*** INPUT ***

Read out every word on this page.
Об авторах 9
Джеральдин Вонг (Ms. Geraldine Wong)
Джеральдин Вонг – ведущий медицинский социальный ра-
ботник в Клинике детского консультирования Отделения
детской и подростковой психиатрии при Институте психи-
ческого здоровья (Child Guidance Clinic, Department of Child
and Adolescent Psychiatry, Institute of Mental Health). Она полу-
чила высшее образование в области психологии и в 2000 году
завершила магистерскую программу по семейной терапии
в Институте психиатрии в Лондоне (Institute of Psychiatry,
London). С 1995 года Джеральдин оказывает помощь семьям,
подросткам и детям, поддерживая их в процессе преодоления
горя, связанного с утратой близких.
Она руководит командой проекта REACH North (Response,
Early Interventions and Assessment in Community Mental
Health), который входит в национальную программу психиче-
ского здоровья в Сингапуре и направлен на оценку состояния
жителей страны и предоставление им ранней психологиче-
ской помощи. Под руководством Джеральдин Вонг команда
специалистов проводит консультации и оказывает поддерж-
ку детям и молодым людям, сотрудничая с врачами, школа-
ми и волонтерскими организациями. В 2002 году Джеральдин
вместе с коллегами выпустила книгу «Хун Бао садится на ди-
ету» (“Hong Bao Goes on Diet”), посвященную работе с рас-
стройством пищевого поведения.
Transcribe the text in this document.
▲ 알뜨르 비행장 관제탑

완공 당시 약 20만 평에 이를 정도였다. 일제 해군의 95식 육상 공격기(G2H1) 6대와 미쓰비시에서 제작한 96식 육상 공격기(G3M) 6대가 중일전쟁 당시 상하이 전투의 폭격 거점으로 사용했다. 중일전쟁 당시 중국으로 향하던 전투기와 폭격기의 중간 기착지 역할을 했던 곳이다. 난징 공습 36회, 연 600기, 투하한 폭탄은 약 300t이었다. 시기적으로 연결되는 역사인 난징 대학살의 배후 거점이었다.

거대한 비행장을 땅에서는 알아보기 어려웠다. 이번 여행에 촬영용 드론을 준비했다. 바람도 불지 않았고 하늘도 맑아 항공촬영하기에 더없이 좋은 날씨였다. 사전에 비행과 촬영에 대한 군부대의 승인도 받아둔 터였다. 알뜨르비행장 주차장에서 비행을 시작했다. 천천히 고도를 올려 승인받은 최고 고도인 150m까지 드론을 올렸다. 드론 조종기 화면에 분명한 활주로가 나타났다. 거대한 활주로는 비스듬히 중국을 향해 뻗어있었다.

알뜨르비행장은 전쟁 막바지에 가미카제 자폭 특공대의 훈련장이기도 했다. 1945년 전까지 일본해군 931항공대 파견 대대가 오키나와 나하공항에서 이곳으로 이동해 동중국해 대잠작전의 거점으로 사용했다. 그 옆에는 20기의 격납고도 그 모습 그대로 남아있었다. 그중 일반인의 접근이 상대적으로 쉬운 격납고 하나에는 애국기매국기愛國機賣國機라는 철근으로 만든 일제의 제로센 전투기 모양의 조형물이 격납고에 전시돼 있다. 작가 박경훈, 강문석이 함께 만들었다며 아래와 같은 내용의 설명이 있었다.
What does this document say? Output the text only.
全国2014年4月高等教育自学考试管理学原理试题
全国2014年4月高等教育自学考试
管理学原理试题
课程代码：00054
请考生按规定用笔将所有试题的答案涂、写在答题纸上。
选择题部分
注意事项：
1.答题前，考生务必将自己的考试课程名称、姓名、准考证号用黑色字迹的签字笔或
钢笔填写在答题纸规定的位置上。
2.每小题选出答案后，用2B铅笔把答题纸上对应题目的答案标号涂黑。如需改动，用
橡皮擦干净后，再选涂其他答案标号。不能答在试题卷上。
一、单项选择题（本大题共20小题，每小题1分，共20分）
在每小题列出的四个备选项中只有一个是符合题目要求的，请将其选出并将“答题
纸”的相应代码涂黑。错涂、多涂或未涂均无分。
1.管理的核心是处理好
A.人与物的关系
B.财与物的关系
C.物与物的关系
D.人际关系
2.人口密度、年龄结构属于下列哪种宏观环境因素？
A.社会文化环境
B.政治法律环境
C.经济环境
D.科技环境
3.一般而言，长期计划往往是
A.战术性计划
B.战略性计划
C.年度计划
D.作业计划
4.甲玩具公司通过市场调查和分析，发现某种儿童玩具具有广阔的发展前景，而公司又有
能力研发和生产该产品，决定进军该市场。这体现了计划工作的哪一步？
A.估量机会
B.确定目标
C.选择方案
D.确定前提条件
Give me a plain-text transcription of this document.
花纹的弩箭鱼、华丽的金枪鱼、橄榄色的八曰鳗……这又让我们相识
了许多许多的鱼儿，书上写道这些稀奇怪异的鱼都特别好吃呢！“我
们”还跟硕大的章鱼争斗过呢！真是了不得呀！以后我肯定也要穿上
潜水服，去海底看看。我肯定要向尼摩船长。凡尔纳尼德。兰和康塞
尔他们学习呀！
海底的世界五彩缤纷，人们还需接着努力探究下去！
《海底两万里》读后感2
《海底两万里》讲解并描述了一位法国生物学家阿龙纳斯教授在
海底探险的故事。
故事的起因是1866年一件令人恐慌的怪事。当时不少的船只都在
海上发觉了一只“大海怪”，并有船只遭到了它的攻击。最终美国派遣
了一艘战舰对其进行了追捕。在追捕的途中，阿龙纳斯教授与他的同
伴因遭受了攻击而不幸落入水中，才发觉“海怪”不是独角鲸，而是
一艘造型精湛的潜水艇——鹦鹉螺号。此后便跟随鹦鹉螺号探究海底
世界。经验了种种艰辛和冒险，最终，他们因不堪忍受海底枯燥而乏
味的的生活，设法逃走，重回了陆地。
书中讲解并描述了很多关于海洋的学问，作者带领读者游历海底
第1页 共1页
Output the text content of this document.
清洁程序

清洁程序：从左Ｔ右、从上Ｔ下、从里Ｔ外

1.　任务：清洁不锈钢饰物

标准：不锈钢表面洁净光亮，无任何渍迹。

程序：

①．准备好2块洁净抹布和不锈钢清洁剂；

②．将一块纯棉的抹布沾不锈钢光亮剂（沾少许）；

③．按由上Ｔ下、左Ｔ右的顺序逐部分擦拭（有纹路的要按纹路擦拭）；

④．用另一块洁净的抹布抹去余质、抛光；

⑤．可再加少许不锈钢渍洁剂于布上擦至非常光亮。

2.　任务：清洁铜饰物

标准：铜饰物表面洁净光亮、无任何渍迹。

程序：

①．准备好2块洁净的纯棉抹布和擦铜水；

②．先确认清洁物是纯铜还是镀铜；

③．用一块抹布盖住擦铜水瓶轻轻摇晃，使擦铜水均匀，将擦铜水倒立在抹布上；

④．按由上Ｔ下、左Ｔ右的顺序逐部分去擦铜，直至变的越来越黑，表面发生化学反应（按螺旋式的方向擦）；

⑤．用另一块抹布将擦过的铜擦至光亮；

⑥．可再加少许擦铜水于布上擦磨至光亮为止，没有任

***

**PROBLEM TO WORK ON:** Which lines in the data above contain "无任何渍迹"? Show each one.

**EXERCISE RESULT:**
标准：不锈钢表面洁净光亮，无任何渍迹。
标准：铜饰物表面洁净光亮、无任何渍迹。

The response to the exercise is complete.